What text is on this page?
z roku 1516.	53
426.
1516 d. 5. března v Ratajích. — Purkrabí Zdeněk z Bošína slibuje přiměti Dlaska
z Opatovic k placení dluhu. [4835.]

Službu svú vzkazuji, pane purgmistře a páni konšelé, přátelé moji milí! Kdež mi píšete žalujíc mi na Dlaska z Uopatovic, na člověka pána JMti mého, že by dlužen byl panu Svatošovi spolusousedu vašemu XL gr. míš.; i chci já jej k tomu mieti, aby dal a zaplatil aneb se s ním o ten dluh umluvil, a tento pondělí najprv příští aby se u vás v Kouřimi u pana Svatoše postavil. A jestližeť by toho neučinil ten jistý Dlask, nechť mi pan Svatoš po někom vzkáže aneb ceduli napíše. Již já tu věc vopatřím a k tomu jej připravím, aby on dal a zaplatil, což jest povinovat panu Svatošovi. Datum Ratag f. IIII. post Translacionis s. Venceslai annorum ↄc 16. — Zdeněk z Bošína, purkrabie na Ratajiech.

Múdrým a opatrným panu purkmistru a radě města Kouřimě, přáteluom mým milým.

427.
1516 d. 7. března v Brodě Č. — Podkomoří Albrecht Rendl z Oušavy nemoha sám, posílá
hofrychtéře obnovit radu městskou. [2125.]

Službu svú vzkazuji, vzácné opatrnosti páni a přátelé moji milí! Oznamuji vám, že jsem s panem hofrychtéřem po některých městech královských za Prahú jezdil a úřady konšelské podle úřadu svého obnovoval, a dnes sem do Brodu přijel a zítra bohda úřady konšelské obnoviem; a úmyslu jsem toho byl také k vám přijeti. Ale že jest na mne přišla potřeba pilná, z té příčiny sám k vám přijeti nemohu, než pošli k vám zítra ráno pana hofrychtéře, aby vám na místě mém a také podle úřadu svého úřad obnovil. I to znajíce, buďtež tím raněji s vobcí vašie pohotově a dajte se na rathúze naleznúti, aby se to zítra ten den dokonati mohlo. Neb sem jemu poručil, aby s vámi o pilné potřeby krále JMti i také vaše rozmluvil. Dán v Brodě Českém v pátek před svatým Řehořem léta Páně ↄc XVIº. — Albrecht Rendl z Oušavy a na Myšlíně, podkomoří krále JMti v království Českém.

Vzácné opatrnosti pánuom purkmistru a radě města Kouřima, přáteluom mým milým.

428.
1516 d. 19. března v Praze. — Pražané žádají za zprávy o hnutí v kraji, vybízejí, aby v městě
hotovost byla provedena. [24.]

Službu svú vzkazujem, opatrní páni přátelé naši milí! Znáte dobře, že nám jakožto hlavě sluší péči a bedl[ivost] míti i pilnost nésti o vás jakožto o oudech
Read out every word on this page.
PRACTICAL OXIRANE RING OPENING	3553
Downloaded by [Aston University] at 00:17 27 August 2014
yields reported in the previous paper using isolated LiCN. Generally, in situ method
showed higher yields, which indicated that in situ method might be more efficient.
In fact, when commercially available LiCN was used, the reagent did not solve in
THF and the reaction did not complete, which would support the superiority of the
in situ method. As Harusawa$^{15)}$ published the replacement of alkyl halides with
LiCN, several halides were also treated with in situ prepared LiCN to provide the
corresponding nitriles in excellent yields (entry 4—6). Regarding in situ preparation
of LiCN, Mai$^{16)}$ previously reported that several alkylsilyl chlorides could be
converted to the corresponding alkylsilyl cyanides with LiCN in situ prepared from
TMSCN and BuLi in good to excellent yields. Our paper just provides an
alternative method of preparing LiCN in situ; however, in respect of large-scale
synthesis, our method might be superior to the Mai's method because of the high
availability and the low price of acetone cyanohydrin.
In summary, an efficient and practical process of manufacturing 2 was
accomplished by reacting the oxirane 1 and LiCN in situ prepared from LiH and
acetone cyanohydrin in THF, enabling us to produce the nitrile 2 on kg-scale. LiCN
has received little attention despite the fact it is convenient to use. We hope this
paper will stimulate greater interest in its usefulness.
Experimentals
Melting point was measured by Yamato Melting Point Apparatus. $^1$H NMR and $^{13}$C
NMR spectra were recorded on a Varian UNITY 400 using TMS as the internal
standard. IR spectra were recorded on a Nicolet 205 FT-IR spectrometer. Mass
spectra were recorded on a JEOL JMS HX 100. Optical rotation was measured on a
■ ■ ■
(INSTRUCTIONS TO FOLLOW) Check every line of the data, and copy the ones that contain "alkylsilyl".

(ANSWER FOR THE TASK)
of LiCN, Mai$^{16)}$ previously reported that several alkylsilyl chlorides could be
converted to the corresponding alkylsilyl cyanides with LiCN in situ prepared from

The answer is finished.